• _DO THIS_
Transcribe the entries exactly; images are not part of the copy.

• _Saved entries_

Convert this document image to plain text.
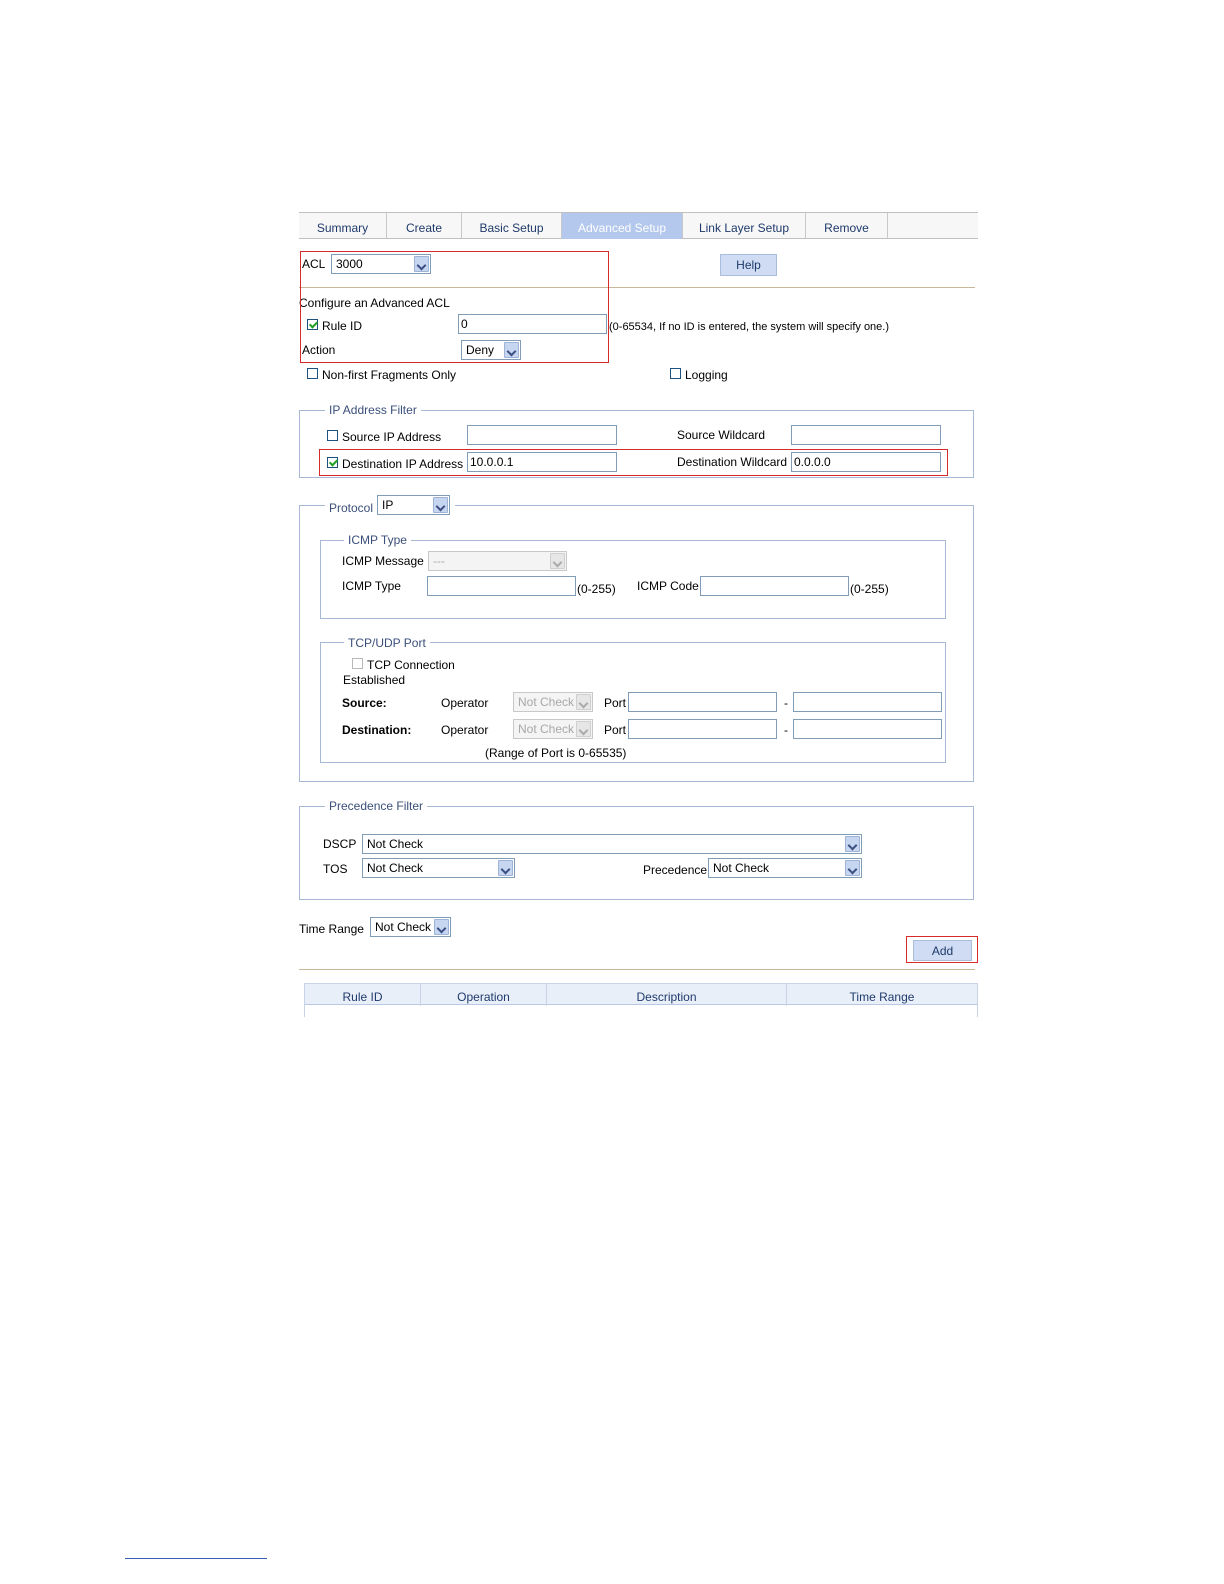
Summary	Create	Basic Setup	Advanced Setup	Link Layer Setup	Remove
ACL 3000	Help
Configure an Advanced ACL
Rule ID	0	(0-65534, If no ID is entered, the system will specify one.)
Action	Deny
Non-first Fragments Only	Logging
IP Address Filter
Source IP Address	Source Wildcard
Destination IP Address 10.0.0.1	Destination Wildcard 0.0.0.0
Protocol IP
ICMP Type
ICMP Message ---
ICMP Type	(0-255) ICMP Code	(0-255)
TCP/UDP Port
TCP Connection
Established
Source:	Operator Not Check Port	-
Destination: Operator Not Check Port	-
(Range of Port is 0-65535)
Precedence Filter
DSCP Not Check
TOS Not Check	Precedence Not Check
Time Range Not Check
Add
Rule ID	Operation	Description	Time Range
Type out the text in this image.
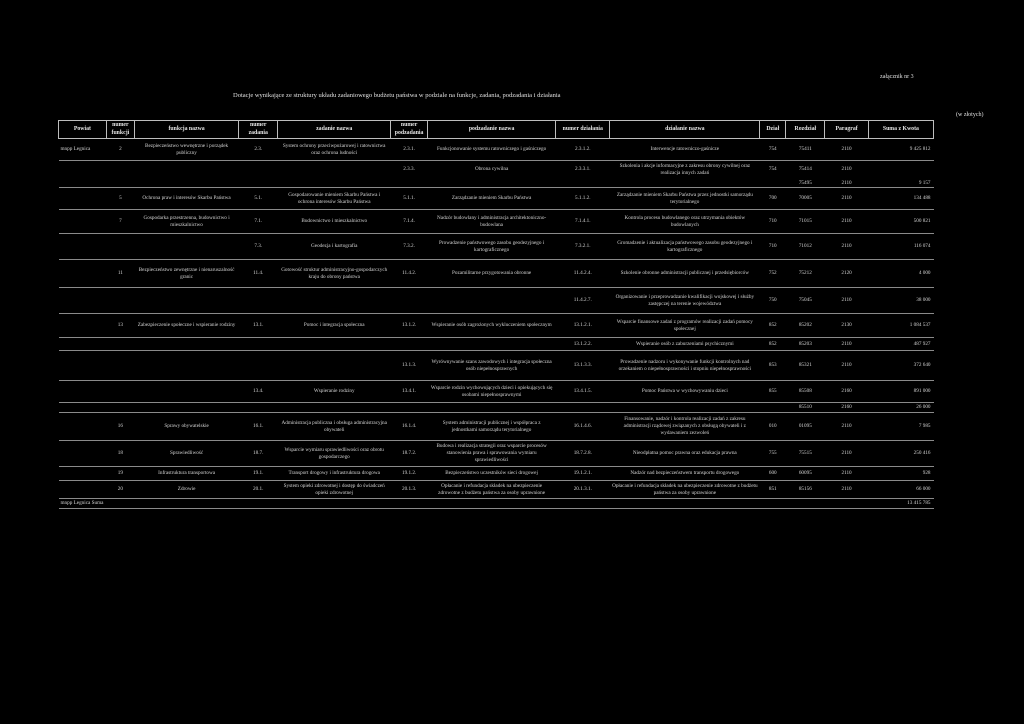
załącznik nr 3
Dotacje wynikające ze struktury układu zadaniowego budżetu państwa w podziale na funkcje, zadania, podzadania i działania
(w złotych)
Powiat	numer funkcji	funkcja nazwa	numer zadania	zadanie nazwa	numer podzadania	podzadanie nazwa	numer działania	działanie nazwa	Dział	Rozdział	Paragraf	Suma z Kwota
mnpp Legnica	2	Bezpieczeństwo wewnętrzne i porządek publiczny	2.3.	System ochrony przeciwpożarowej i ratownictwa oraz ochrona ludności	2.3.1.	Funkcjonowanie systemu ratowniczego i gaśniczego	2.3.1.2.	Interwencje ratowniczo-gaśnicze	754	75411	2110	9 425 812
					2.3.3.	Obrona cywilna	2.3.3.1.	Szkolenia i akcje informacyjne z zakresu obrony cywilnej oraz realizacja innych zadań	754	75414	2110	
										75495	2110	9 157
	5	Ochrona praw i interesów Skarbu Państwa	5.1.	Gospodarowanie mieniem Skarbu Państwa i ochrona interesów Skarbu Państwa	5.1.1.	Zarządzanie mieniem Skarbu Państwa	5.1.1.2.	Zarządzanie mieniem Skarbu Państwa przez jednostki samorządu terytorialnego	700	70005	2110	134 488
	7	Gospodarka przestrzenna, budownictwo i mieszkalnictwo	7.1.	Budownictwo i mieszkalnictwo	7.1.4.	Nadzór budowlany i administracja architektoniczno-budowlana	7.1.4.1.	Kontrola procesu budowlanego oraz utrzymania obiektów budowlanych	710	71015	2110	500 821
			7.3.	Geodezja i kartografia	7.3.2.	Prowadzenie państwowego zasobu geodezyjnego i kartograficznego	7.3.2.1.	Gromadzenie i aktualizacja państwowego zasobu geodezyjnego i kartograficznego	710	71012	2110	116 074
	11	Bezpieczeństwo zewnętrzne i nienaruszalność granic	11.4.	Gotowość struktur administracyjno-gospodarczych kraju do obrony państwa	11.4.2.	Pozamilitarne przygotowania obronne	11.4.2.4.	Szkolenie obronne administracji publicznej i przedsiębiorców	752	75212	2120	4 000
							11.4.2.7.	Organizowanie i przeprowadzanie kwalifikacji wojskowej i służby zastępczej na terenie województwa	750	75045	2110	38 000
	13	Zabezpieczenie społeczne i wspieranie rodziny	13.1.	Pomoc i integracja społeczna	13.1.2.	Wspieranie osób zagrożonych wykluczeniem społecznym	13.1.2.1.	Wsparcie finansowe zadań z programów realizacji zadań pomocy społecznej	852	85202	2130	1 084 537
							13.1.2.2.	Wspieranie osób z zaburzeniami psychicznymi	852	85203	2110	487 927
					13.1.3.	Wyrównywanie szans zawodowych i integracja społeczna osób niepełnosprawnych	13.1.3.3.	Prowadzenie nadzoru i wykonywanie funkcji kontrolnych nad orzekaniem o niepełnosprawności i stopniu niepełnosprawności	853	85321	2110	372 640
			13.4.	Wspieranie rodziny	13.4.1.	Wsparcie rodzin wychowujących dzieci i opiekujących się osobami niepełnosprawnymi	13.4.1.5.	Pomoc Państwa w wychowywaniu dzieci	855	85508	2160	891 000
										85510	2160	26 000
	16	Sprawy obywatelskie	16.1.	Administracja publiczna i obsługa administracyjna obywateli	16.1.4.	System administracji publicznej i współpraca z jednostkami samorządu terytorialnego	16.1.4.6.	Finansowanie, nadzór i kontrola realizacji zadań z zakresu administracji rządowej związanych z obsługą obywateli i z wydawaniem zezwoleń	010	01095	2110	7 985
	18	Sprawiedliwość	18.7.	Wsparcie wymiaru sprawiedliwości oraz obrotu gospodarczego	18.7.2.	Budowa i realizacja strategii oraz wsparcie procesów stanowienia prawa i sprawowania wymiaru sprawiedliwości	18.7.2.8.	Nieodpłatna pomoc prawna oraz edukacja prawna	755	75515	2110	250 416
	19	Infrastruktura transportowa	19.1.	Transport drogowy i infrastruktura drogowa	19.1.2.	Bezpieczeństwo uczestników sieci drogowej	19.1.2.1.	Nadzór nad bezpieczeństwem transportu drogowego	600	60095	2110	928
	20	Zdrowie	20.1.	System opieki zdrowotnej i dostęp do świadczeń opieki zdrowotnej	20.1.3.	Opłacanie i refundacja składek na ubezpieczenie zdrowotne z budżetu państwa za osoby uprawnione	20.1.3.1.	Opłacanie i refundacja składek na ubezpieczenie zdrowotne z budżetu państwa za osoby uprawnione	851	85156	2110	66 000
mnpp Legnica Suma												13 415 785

• _FINAL RESULT_
Convert this document image to plain text.
Summary	Create	Basic Setup	Advanced Setup	Link Layer Setup	Remove
ACL 3000	Help
Configure an Advanced ACL
Rule ID	0	(0-65534, If no ID is entered, the system will specify one.)
Action	Deny
Non-first Fragments Only	Logging
IP Address Filter
Source IP Address	Source Wildcard
Destination IP Address 10.0.0.1	Destination Wildcard 0.0.0.0
Protocol IP
ICMP Type
ICMP Message ---
ICMP Type	(0-255) ICMP Code	(0-255)
TCP/UDP Port
TCP Connection
Established
Source:	Operator Not Check Port	-
Destination: Operator Not Check Port	-
(Range of Port is 0-65535)
Precedence Filter
DSCP Not Check
TOS Not Check	Precedence Not Check
Time Range Not Check
Add
Rule ID	Operation	Description	Time Range
Type out the text in this image.
załącznik nr 3
Dotacje wynikające ze struktury układu zadaniowego budżetu państwa w podziale na funkcje, zadania, podzadania i działania
(w złotych)
Powiat	numer funkcji	funkcja nazwa	numer zadania	zadanie nazwa	numer podzadania	podzadanie nazwa	numer działania	działanie nazwa	Dział	Rozdział	Paragraf	Suma z Kwota
mnpp Legnica	2	Bezpieczeństwo wewnętrzne i porządek publiczny	2.3.	System ochrony przeciwpożarowej i ratownictwa oraz ochrona ludności	2.3.1.	Funkcjonowanie systemu ratowniczego i gaśniczego	2.3.1.2.	Interwencje ratowniczo-gaśnicze	754	75411	2110	9 425 812
					2.3.3.	Obrona cywilna	2.3.3.1.	Szkolenia i akcje informacyjne z zakresu obrony cywilnej oraz realizacja innych zadań	754	75414	2110	
										75495	2110	9 157
	5	Ochrona praw i interesów Skarbu Państwa	5.1.	Gospodarowanie mieniem Skarbu Państwa i ochrona interesów Skarbu Państwa	5.1.1.	Zarządzanie mieniem Skarbu Państwa	5.1.1.2.	Zarządzanie mieniem Skarbu Państwa przez jednostki samorządu terytorialnego	700	70005	2110	134 488
	7	Gospodarka przestrzenna, budownictwo i mieszkalnictwo	7.1.	Budownictwo i mieszkalnictwo	7.1.4.	Nadzór budowlany i administracja architektoniczno-budowlana	7.1.4.1.	Kontrola procesu budowlanego oraz utrzymania obiektów budowlanych	710	71015	2110	500 821
			7.3.	Geodezja i kartografia	7.3.2.	Prowadzenie państwowego zasobu geodezyjnego i kartograficznego	7.3.2.1.	Gromadzenie i aktualizacja państwowego zasobu geodezyjnego i kartograficznego	710	71012	2110	116 074
	11	Bezpieczeństwo zewnętrzne i nienaruszalność granic	11.4.	Gotowość struktur administracyjno-gospodarczych kraju do obrony państwa	11.4.2.	Pozamilitarne przygotowania obronne	11.4.2.4.	Szkolenie obronne administracji publicznej i przedsiębiorców	752	75212	2120	4 000
							11.4.2.7.	Organizowanie i przeprowadzanie kwalifikacji wojskowej i służby zastępczej na terenie województwa	750	75045	2110	38 000
	13	Zabezpieczenie społeczne i wspieranie rodziny	13.1.	Pomoc i integracja społeczna	13.1.2.	Wspieranie osób zagrożonych wykluczeniem społecznym	13.1.2.1.	Wsparcie finansowe zadań z programów realizacji zadań pomocy społecznej	852	85202	2130	1 084 537
							13.1.2.2.	Wspieranie osób z zaburzeniami psychicznymi	852	85203	2110	487 927
					13.1.3.	Wyrównywanie szans zawodowych i integracja społeczna osób niepełnosprawnych	13.1.3.3.	Prowadzenie nadzoru i wykonywanie funkcji kontrolnych nad orzekaniem o niepełnosprawności i stopniu niepełnosprawności	853	85321	2110	372 640
			13.4.	Wspieranie rodziny	13.4.1.	Wsparcie rodzin wychowujących dzieci i opiekujących się osobami niepełnosprawnymi	13.4.1.5.	Pomoc Państwa w wychowywaniu dzieci	855	85508	2160	891 000
										85510	2160	26 000
	16	Sprawy obywatelskie	16.1.	Administracja publiczna i obsługa administracyjna obywateli	16.1.4.	System administracji publicznej i współpraca z jednostkami samorządu terytorialnego	16.1.4.6.	Finansowanie, nadzór i kontrola realizacji zadań z zakresu administracji rządowej związanych z obsługą obywateli i z wydawaniem zezwoleń	010	01095	2110	7 985
	18	Sprawiedliwość	18.7.	Wsparcie wymiaru sprawiedliwości oraz obrotu gospodarczego	18.7.2.	Budowa i realizacja strategii oraz wsparcie procesów stanowienia prawa i sprawowania wymiaru sprawiedliwości	18.7.2.8.	Nieodpłatna pomoc prawna oraz edukacja prawna	755	75515	2110	250 416
	19	Infrastruktura transportowa	19.1.	Transport drogowy i infrastruktura drogowa	19.1.2.	Bezpieczeństwo uczestników sieci drogowej	19.1.2.1.	Nadzór nad bezpieczeństwem transportu drogowego	600	60095	2110	928
	20	Zdrowie	20.1.	System opieki zdrowotnej i dostęp do świadczeń opieki zdrowotnej	20.1.3.	Opłacanie i refundacja składek na ubezpieczenie zdrowotne z budżetu państwa za osoby uprawnione	20.1.3.1.	Opłacanie i refundacja składek na ubezpieczenie zdrowotne z budżetu państwa za osoby uprawnione	851	85156	2110	66 000
mnpp Legnica Suma												13 415 785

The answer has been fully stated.